◆ **Problem to solve**
Repeat the whole listing exactly as written.

◆ **Task input**

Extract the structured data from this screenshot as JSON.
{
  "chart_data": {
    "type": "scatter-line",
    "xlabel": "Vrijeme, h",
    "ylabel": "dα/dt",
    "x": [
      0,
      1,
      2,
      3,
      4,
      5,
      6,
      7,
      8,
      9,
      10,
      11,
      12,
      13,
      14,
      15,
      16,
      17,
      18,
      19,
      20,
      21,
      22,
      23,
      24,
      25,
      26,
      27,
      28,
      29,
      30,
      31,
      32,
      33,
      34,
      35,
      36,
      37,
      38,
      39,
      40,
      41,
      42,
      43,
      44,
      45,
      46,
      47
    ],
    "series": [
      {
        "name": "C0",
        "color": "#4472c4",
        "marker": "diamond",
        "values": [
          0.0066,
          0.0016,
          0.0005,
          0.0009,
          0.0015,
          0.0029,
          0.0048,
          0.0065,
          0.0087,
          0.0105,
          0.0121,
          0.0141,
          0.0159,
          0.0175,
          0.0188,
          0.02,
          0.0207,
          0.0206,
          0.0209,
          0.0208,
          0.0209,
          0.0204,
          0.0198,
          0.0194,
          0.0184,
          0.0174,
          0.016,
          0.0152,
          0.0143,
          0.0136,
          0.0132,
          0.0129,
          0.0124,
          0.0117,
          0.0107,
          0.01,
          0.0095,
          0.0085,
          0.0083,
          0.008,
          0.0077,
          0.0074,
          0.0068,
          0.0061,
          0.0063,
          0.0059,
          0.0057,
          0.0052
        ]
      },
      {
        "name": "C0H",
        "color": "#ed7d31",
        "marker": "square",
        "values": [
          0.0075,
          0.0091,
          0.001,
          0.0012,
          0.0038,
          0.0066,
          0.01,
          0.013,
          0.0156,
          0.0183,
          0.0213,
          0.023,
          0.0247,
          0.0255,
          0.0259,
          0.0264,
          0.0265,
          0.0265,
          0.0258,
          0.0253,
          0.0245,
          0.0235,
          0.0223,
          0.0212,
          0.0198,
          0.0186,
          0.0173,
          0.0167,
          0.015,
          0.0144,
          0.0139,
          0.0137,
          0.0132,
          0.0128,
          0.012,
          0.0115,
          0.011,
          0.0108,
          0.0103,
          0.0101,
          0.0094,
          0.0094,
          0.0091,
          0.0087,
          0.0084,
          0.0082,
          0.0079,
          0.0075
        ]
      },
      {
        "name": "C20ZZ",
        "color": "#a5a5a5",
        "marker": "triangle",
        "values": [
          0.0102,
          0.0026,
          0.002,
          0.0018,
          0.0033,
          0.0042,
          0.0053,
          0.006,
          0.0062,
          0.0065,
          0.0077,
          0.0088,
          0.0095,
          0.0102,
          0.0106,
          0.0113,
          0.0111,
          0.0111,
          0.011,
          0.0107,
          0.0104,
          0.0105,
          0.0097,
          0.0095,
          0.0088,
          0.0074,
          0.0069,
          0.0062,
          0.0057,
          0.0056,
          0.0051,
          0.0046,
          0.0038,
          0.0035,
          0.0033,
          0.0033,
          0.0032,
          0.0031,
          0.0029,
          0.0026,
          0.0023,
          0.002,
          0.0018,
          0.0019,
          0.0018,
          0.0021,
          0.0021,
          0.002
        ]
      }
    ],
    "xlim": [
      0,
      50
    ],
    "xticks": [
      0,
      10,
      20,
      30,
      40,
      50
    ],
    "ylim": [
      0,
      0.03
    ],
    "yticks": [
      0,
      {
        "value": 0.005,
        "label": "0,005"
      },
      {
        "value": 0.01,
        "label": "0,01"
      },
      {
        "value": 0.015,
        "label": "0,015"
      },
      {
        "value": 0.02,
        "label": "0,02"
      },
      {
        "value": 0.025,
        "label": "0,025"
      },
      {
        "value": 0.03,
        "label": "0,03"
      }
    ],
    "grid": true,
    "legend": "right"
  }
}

◆ **The output**
Extract the structured data from this screenshot as JSON.
{
  "chart_data": {
    "type": "scatter-line",
    "xlabel": "Vrijeme, h",
    "ylabel": "dα/dt",
    "x": [
      0,
      1,
      2,
      3,
      4,
      5,
      6,
      7,
      8,
      9,
      10,
      11,
      12,
      13,
      14,
      15,
      16,
      17,
      18,
      19,
      20,
      21,
      22,
      23,
      24,
      25,
      26,
      27,
      28,
      29,
      30,
      31,
      32,
      33,
      34,
      35,
      36,
      37,
      38,
      39,
      40,
      41,
      42,
      43,
      44,
      45,
      46,
      47
    ],
    "series": [
      {
        "name": "C0",
        "color": "#4472c4",
        "marker": "diamond",
        "values": [
          0.0066,
          0.0016,
          0.0005,
          0.0009,
          0.0015,
          0.0029,
          0.0048,
          0.0065,
          0.0087,
          0.0105,
          0.0121,
          0.0141,
          0.0159,
          0.0175,
          0.0188,
          0.02,
          0.0207,
          0.0206,
          0.0209,
          0.0208,
          0.0209,
          0.0204,
          0.0198,
          0.0194,
          0.0184,
          0.0174,
          0.016,
          0.0152,
          0.0143,
          0.0136,
          0.0132,
          0.0129,
          0.0124,
          0.0117,
          0.0107,
          0.01,
          0.0095,
          0.0085,
          0.0083,
          0.008,
          0.0077,
          0.0074,
          0.0068,
          0.0061,
          0.0063,
          0.0059,
          0.0057,
          0.0052
        ]
      },
      {
        "name": "C0H",
        "color": "#ed7d31",
        "marker": "square",
        "values": [
          0.0075,
          0.0091,
          0.001,
          0.0012,
          0.0038,
          0.0066,
          0.01,
          0.013,
          0.0156,
          0.0183,
          0.0213,
          0.023,
          0.0247,
          0.0255,
          0.0259,
          0.0264,
          0.0265,
          0.0265,
          0.0258,
          0.0253,
          0.0245,
          0.0235,
          0.0223,
          0.0212,
          0.0198,
          0.0186,
          0.0173,
          0.0167,
          0.015,
          0.0144,
          0.0139,
          0.0137,
          0.0132,
          0.0128,
          0.012,
          0.0115,
          0.011,
          0.0108,
          0.0103,
          0.0101,
          0.0094,
          0.0094,
          0.0091,
          0.0087,
          0.0084,
          0.0082,
          0.0079,
          0.0075
        ]
      },
      {
        "name": "C20ZZ",
        "color": "#a5a5a5",
        "marker": "triangle",
        "values": [
          0.0102,
          0.0026,
          0.002,
          0.0018,
          0.0033,
          0.0042,
          0.0053,
          0.006,
          0.0062,
          0.0065,
          0.0077,
          0.0088,
          0.0095,
          0.0102,
          0.0106,
          0.0113,
          0.0111,
          0.0111,
          0.011,
          0.0107,
          0.0104,
          0.0105,
          0.0097,
          0.0095,
          0.0088,
          0.0074,
          0.0069,
          0.0062,
          0.0057,
          0.0056,
          0.0051,
          0.0046,
          0.0038,
          0.0035,
          0.0033,
          0.0033,
          0.0032,
          0.0031,
          0.0029,
          0.0026,
          0.0023,
          0.002,
          0.0018,
          0.0019,
          0.0018,
          0.0021,
          0.0021,
          0.002
        ]
      }
    ],
    "xlim": [
      0,
      50
    ],
    "xticks": [
      0,
      10,
      20,
      30,
      40,
      50
    ],
    "ylim": [
      0,
      0.03
    ],
    "yticks": [
      0,
      {
        "value": 0.005,
        "label": "0,005"
      },
      {
        "value": 0.01,
        "label": "0,01"
      },
      {
        "value": 0.015,
        "label": "0,015"
      },
      {
        "value": 0.02,
        "label": "0,02"
      },
      {
        "value": 0.025,
        "label": "0,025"
      },
      {
        "value": 0.03,
        "label": "0,03"
      }
    ],
    "grid": true,
    "legend": "right"
  }
}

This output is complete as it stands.